::: MATERIAL FOR THE TASK :::
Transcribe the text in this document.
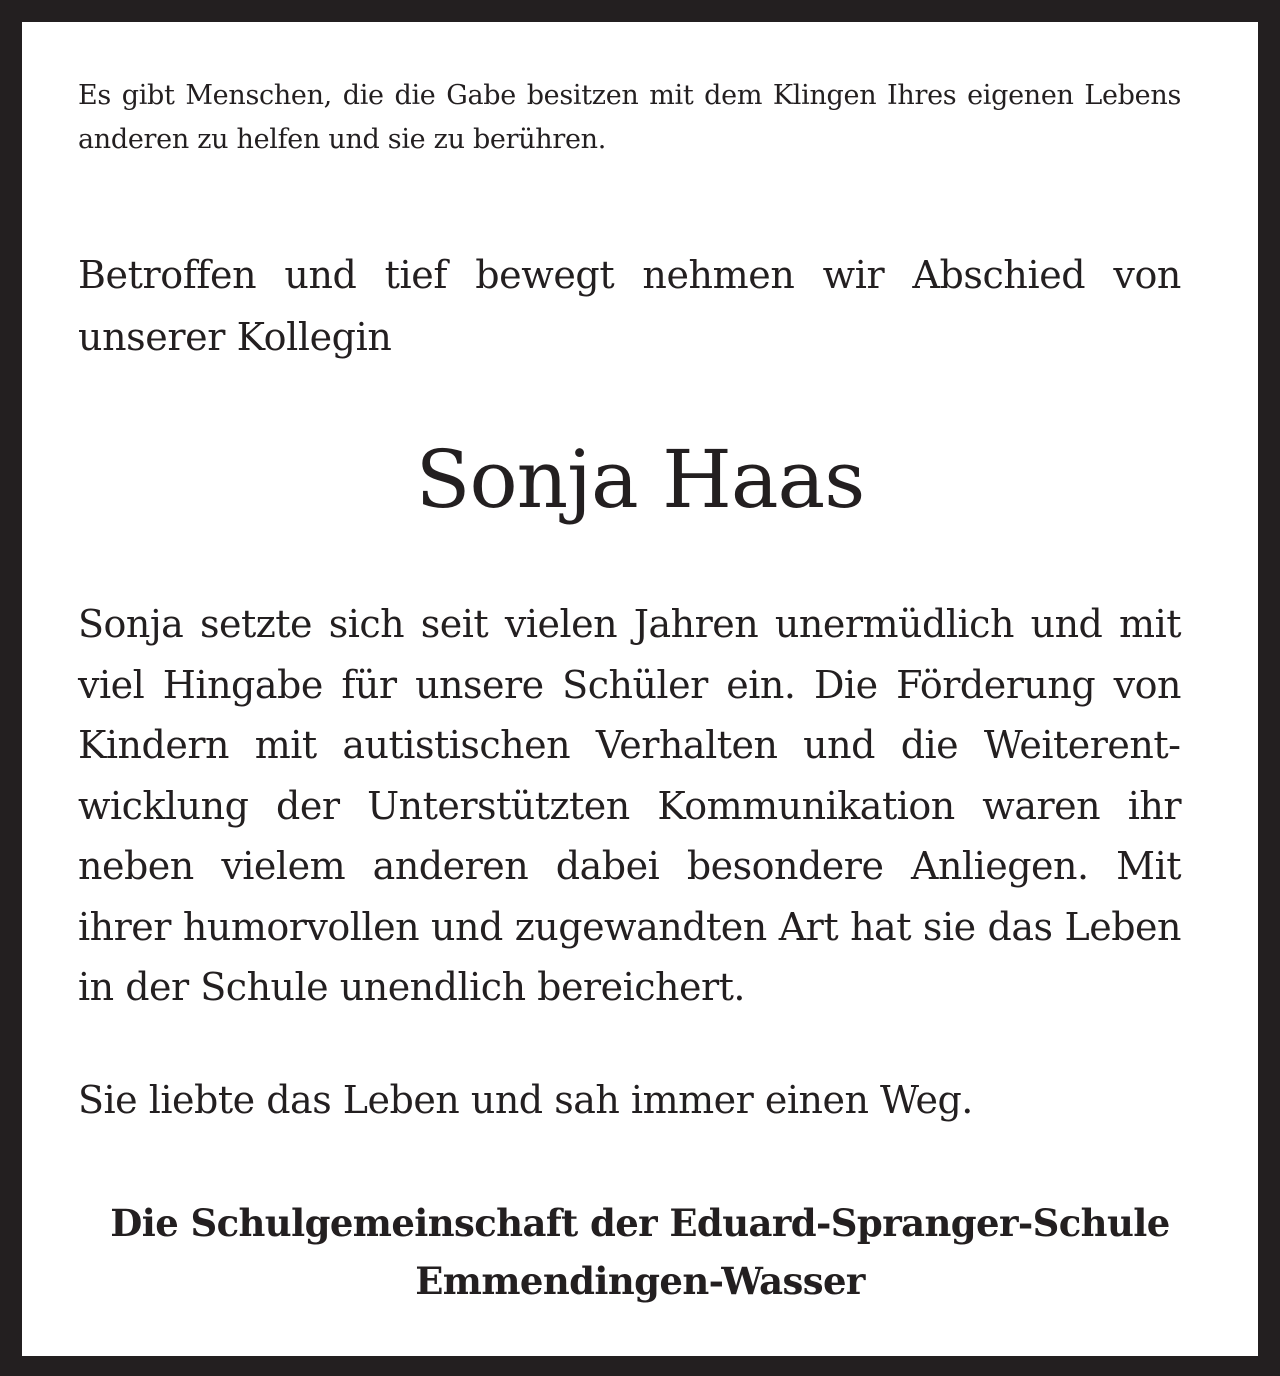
Es gibt Menschen, die die Gabe besitzen mit dem Klingen Ihres eigenen Lebens anderen zu helfen und sie zu berühren.

Betroffen und tief bewegt nehmen wir Abschied von unserer Kollegin

Sonja Haas

Sonja setzte sich seit vielen Jahren unermüdlich und mit viel Hingabe für unsere Schüler ein. Die Förderung von Kindern mit autistischen Verhalten und die Weiterentwicklung der Unterstützten Kommunikation waren ihr neben vielem anderen dabei besondere Anliegen. Mit ihrer humorvollen und zugewandten Art hat sie das Leben in der Schule unendlich bereichert.

Sie liebte das Leben und sah immer einen Weg.

Die Schulgemeinschaft der Eduard-Spranger-Schule
Emmendingen-Wasser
:::
● **PROBLEM STATEMENT**: Reproduce the entries above exactly. Do not include the images.

● **TASK OUTPUT**:
Transcribe the text in this document.
Es gibt Menschen, die die Gabe besitzen mit dem Klingen Ihres eigenen Lebens anderen zu helfen und sie zu berühren.

Betroffen und tief bewegt nehmen wir Abschied von unserer Kollegin

Sonja Haas

Sonja setzte sich seit vielen Jahren unermüdlich und mit viel Hingabe für unsere Schüler ein. Die Förderung von Kindern mit autistischen Verhalten und die Weiterentwicklung der Unterstützten Kommunikation waren ihr neben vielem anderen dabei besondere Anliegen. Mit ihrer humorvollen und zugewandten Art hat sie das Leben in der Schule unendlich bereichert.

Sie liebte das Leben und sah immer einen Weg.

Die Schulgemeinschaft der Eduard-Spranger-Schule
Emmendingen-Wasser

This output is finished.